Reproduce verbatim the lines of the material below, from the line containing "category-label-3: 그렇다: [619, 432, 655, 447]" through the line containing "bar-0: [123, 297, 187, 409]", including both of those lines.
::: Provided records :::
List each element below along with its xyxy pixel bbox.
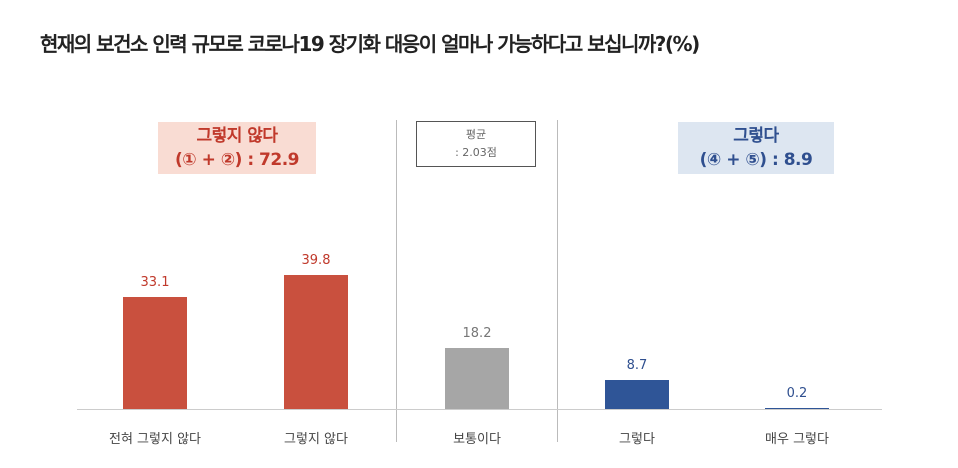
category-label-3: 그렇다: [619, 432, 655, 447]
value-label-4: 0.2: [786, 386, 808, 402]
positive-group-sum: (④ + ⑤) : 8.9: [699, 150, 813, 170]
average-box: 평균 : 2.03점: [416, 121, 536, 167]
x-axis: [77, 409, 882, 410]
bar-0: [123, 297, 187, 409]
positive-group-title: 그렇다: [733, 126, 779, 146]
divider-left: [396, 120, 397, 442]
value-label-2: 18.2: [462, 325, 492, 341]
value-label-1: 39.8: [301, 252, 331, 268]
category-label-4: 매우 그렇다: [765, 432, 829, 447]
category-label-0: 전혀 그렇지 않다: [109, 432, 201, 447]
negative-group-box: 그렇지 않다 (① + ②) : 72.9: [158, 122, 316, 174]
bar-4: [765, 408, 829, 409]
bar-2: [445, 347, 509, 409]
positive-group-box: 그렇다 (④ + ⑤) : 8.9: [678, 122, 834, 174]
average-value: : 2.03점: [455, 146, 497, 159]
average-title: 평균: [465, 128, 487, 141]
chart-title: 현재의 보건소 인력 규모로 코로나19 장기화 대응이 얼마나 가능하다고 보…: [40, 32, 700, 56]
negative-group-title: 그렇지 않다: [196, 126, 278, 146]
value-label-3: 8.7: [626, 357, 648, 373]
bar-1: [284, 274, 348, 409]
negative-group-sum: (① + ②) : 72.9: [175, 150, 300, 170]
divider-right: [557, 120, 558, 442]
bar-3: [605, 379, 669, 409]
category-label-2: 보통이다: [453, 432, 501, 447]
value-label-0: 33.1: [140, 275, 170, 291]
category-label-1: 그렇지 않다: [284, 432, 348, 447]
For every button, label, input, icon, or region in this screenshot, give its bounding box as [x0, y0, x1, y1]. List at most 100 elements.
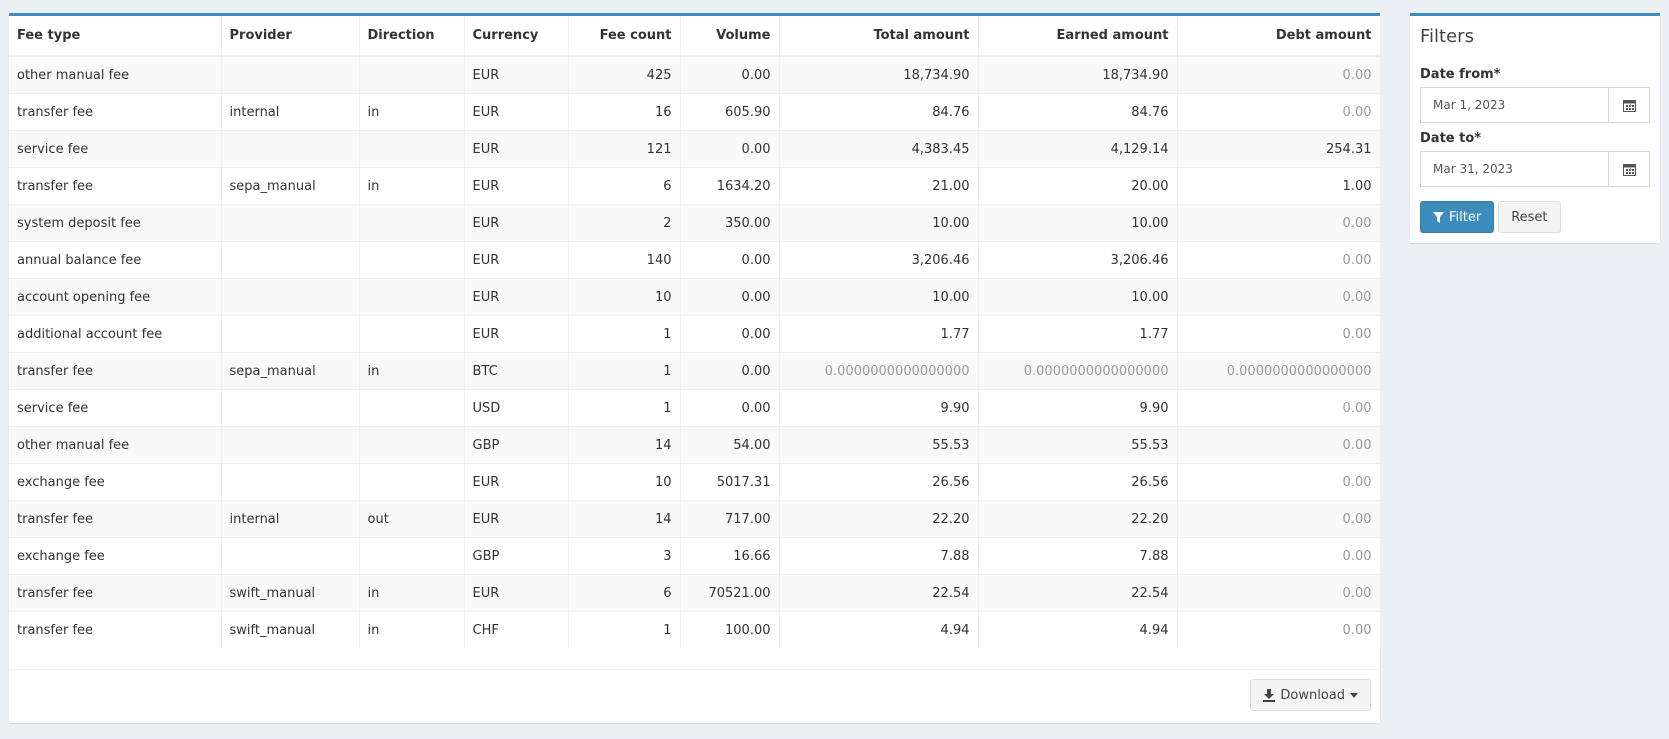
table-cell: 22.54 — [779, 574, 979, 612]
report-panel: Fee type Provider Direction Currency Fee cou… — [9, 13, 1381, 723]
table-cell: 10 — [568, 278, 681, 316]
table-cell — [359, 389, 465, 427]
table-row: transfer fee internal in EUR 16 605.90 84.76 84… — [9, 93, 1381, 131]
table-row: service fee USD 1 0.00 9.90 9.90 0.00 — [9, 389, 1381, 427]
table-cell: 0.00 — [680, 55, 780, 94]
reset-button[interactable]: Reset — [1498, 201, 1561, 233]
reset-label: Reset — [1511, 209, 1548, 225]
table-cell: exchange fee — [9, 463, 222, 501]
table-cell: 4.94 — [978, 611, 1178, 648]
table-cell: 0.0000000000000000 — [779, 352, 979, 390]
table-row: annual balance fee EUR 140 0.00 3,206.46 3,20… — [9, 241, 1381, 279]
header-row: Fee type Provider Direction Currency Fee cou… — [9, 16, 1381, 57]
table-cell: 14 — [568, 426, 681, 464]
table-cell: 22.54 — [978, 574, 1178, 612]
table-cell — [359, 55, 465, 94]
calendar-button[interactable] — [1608, 88, 1649, 122]
date-to-input[interactable]: Mar 31, 2023 — [1420, 151, 1650, 187]
column-header: Volume — [680, 16, 780, 57]
table-cell: EUR — [464, 55, 569, 94]
table-cell — [359, 130, 465, 168]
table-row: additional account fee EUR 1 0.00 1.77 1.77 0.… — [9, 315, 1381, 353]
table-cell — [221, 315, 360, 353]
table-cell: 4.94 — [779, 611, 979, 648]
table-cell: 0.00 — [1177, 204, 1381, 242]
table-cell: exchange fee — [9, 537, 222, 575]
table-cell: in — [359, 352, 465, 390]
table-cell: 0.0000000000000000 — [1177, 352, 1381, 390]
column-header: Fee type — [9, 16, 222, 57]
table-row: transfer fee swift_manual in EUR 6 70521.00 22… — [9, 574, 1381, 612]
table-cell — [221, 241, 360, 279]
table-cell — [221, 130, 360, 168]
table-cell: swift_manual — [221, 611, 360, 648]
table-cell: 0.00 — [1177, 278, 1381, 316]
table-cell: swift_manual — [221, 574, 360, 612]
table-cell: 121 — [568, 130, 681, 168]
table-body: other manual fee EUR 425 0.00 18,734.90 18,73… — [9, 55, 1381, 648]
table-cell — [359, 537, 465, 575]
table-cell — [359, 315, 465, 353]
table-cell: in — [359, 93, 465, 131]
table-cell: 10.00 — [978, 204, 1178, 242]
table-cell: EUR — [464, 278, 569, 316]
table-cell: 717.00 — [680, 500, 780, 538]
table-row: exchange fee EUR 10 5017.31 26.56 26.56 0.00 — [9, 463, 1381, 501]
table-cell: 0.00 — [1177, 93, 1381, 131]
table-row: exchange fee GBP 3 16.66 7.88 7.88 0.00 — [9, 537, 1381, 575]
table-cell — [359, 204, 465, 242]
table-row: system deposit fee EUR 2 350.00 10.00 10.00 0.… — [9, 204, 1381, 242]
table-cell: EUR — [464, 130, 569, 168]
table-cell: BTC — [464, 352, 569, 390]
table-cell: system deposit fee — [9, 204, 222, 242]
table-cell: EUR — [464, 241, 569, 279]
table-cell: other manual fee — [9, 426, 222, 464]
table-cell: 84.76 — [779, 93, 979, 131]
table-cell: EUR — [464, 315, 569, 353]
table-cell: 0.00 — [1177, 426, 1381, 464]
download-button[interactable]: Download — [1250, 679, 1371, 711]
table-cell: 16 — [568, 93, 681, 131]
table-cell: account opening fee — [9, 278, 222, 316]
table-cell: 1.77 — [779, 315, 979, 353]
table-cell: 2 — [568, 204, 681, 242]
caret — [1350, 692, 1358, 698]
table-cell: EUR — [464, 167, 569, 205]
column-header: Provider — [221, 16, 360, 57]
table-row: transfer fee sepa_manual in EUR 6 1634.20 21.0… — [9, 167, 1381, 205]
table-cell — [221, 55, 360, 94]
table-row: account opening fee EUR 10 0.00 10.00 10.00 0.… — [9, 278, 1381, 316]
table-cell: 9.90 — [779, 389, 979, 427]
column-header: Earned amount — [978, 16, 1178, 57]
table-cell: 70521.00 — [680, 574, 780, 612]
table-cell: 0.00 — [1177, 55, 1381, 94]
table-cell: in — [359, 611, 465, 648]
table-cell: 7.88 — [779, 537, 979, 575]
table-cell: 4,129.14 — [978, 130, 1178, 168]
table-cell: 10.00 — [978, 278, 1178, 316]
table-cell: 1 — [568, 389, 681, 427]
column-header: Total amount — [779, 16, 979, 57]
table-cell: 0.00 — [680, 315, 780, 353]
filter-button[interactable]: Filter — [1420, 201, 1495, 233]
table-cell: 22.20 — [779, 500, 979, 538]
table-row: other manual fee GBP 14 54.00 55.53 55.53 0.00 — [9, 426, 1381, 464]
filter-actions: Filter Reset — [1420, 201, 1650, 233]
table-cell: 1634.20 — [680, 167, 780, 205]
table-cell: 1 — [568, 315, 681, 353]
table-cell: 1.00 — [1177, 167, 1381, 205]
table-cell: 3,206.46 — [978, 241, 1178, 279]
table-cell: 6 — [568, 167, 681, 205]
table-cell: additional account fee — [9, 315, 222, 353]
date-from-input[interactable]: Mar 1, 2023 — [1420, 87, 1650, 123]
table-cell: 20.00 — [978, 167, 1178, 205]
calendar-button[interactable] — [1608, 152, 1649, 186]
table-cell: in — [359, 574, 465, 612]
table-cell: sepa_manual — [221, 167, 360, 205]
column-header: Debt amount — [1177, 16, 1381, 57]
table-cell — [221, 204, 360, 242]
table-cell: transfer fee — [9, 93, 222, 131]
table-cell: 55.53 — [779, 426, 979, 464]
download-label: Download — [1280, 687, 1345, 703]
table-cell: 21.00 — [779, 167, 979, 205]
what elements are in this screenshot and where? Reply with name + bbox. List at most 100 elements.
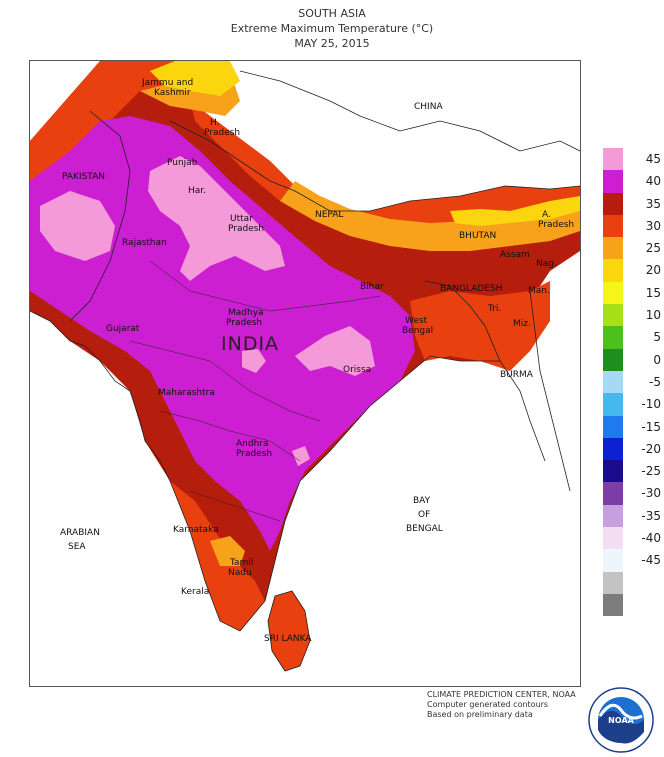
legend-label: -20 [641,441,661,456]
legend-row: 15 [603,281,664,305]
legend-swatch [603,237,623,260]
zone-45-ap-spot [292,446,310,466]
label-andhra-1: Andhra [236,439,269,449]
srilanka-coast [267,590,311,672]
legend-label: -15 [641,419,661,434]
label-jammu: Jammu and [141,78,193,88]
legend-label: 35 [645,196,661,211]
temperature-fills [30,61,580,671]
legend-swatch [603,571,623,594]
label-india: INDIA [221,333,279,355]
label-orissa: Orissa [343,365,371,375]
legend-label: -5 [649,374,661,389]
legend-swatch [603,259,623,282]
label-tripura: Tri. [487,304,501,314]
legend-swatch [603,170,623,193]
legend-label: 30 [645,218,661,233]
legend-swatch [603,214,623,238]
label-bangladesh: BANGLADESH [440,284,503,294]
label-hp-1: H. [210,118,219,128]
date-title: MAY 25, 2015 [294,37,370,50]
label-arabian-1: ARABIAN [60,528,100,538]
legend-label: -40 [641,531,661,546]
label-bay-3: BENGAL [406,524,443,534]
legend-row: 40 [603,170,664,193]
legend-row: 20 [603,259,664,282]
zone-30-35-east [410,281,550,371]
legend-swatch [603,348,623,371]
credit-line-3: Based on preliminary data [427,710,533,719]
legend-label: 40 [645,174,661,189]
legend-swatch [603,549,623,572]
zone-45-rajasthan [40,191,115,261]
china-border [239,70,580,152]
label-andhra-2: Pradesh [236,449,272,459]
credit-line-1: CLIMATE PREDICTION CENTER, NOAA [427,690,576,699]
label-bay-1: BAY [413,496,431,506]
color-legend: 45 40 35 30 25 20 15 10 5 0 -5 -10 -15 -20 -25 -30 -35 -4… [603,148,664,617]
legend-swatch [603,326,623,349]
legend-swatch [603,192,623,215]
legend-label: -10 [641,397,661,412]
legend-row: -30 [603,482,664,505]
temperature-map: Jammu and Kashmir CHINA H. Pradesh PAKIS… [29,60,581,687]
himalaya-border [169,120,580,212]
legend-row [603,593,664,617]
legend-row: -20 [603,437,664,461]
legend-label: 5 [653,330,661,345]
legend-row: -35 [603,504,664,528]
label-burma: BURMA [500,370,534,380]
legend-swatch [603,393,623,416]
legend-swatch [603,527,623,550]
label-bay-2: OF [418,510,430,520]
zone-25-30-karnataka [210,536,245,566]
map-canvas: Jammu and Kashmir CHINA H. Pradesh PAKIS… [30,61,580,672]
legend-label: 15 [645,285,661,300]
bangladesh-border [424,280,501,362]
pakistan-border [69,110,131,322]
label-bihar: Bihar [360,282,384,292]
zone-45-orissa [295,326,375,376]
label-nagaland: Nag. [536,259,557,269]
zone-40-45 [30,116,415,551]
legend-swatch [603,148,623,171]
label-ap-1: A. [542,210,551,220]
label-hp-2: Pradesh [204,128,240,138]
label-mp-1: Madhya [228,308,264,318]
map-labels: Jammu and Kashmir CHINA H. Pradesh PAKIS… [60,78,574,644]
label-rajasthan: Rajasthan [122,238,167,248]
zone-45-up [148,156,285,281]
legend-label: 45 [645,152,661,166]
legend-label: -35 [641,508,661,523]
label-mp-2: Pradesh [226,318,262,328]
legend-label: -25 [641,464,661,479]
label-china: CHINA [414,102,443,112]
legend-swatch [603,504,623,528]
label-pakistan: PAKISTAN [62,172,105,182]
label-tn-2: Nadu [228,568,252,578]
label-wb-1: West [405,316,428,326]
zone-20-25-himalaya [450,196,580,226]
zone-25-30-himalaya [280,181,580,251]
label-punjab: Punjab [167,158,198,168]
label-nepal: NEPAL [315,210,343,220]
legend-label: 0 [653,352,661,367]
label-tn-1: Tamil [229,558,253,568]
legend-swatch [603,304,623,327]
region-title: SOUTH ASIA [298,7,366,20]
legend-row: -10 [603,393,664,416]
legend-label: 20 [645,263,661,278]
label-kerala: Kerala [181,587,209,597]
label-assam: Assam [500,250,530,260]
noaa-logo: NOAA [588,687,654,753]
legend-swatch [603,460,623,483]
label-up-1: Uttar [230,214,253,224]
zone-30-35-srilanka [268,591,310,671]
label-ap-2: Pradesh [538,220,574,230]
state-border-2 [129,340,321,422]
legend-row: 25 [603,237,664,260]
label-up-2: Pradesh [228,224,264,234]
legend-row: 10 [603,304,664,327]
legend-swatch [603,415,623,438]
zone-45-mp-spot [242,349,266,373]
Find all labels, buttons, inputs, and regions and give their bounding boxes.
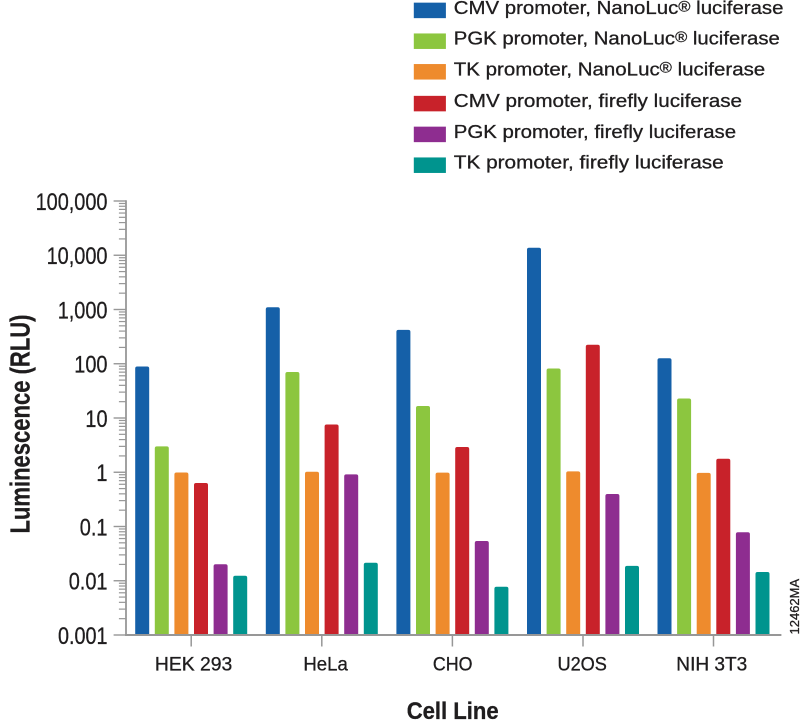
:::
_Exercise response_:
category-label-3: 그렇다: [619, 432, 655, 447]
value-label-4: 0.2: [786, 386, 808, 402]
positive-group-sum: (④ + ⑤) : 8.9: [699, 150, 813, 170]
average-box: 평균 : 2.03점: [416, 121, 536, 167]
x-axis: [77, 409, 882, 410]
bar-0: [123, 297, 187, 409]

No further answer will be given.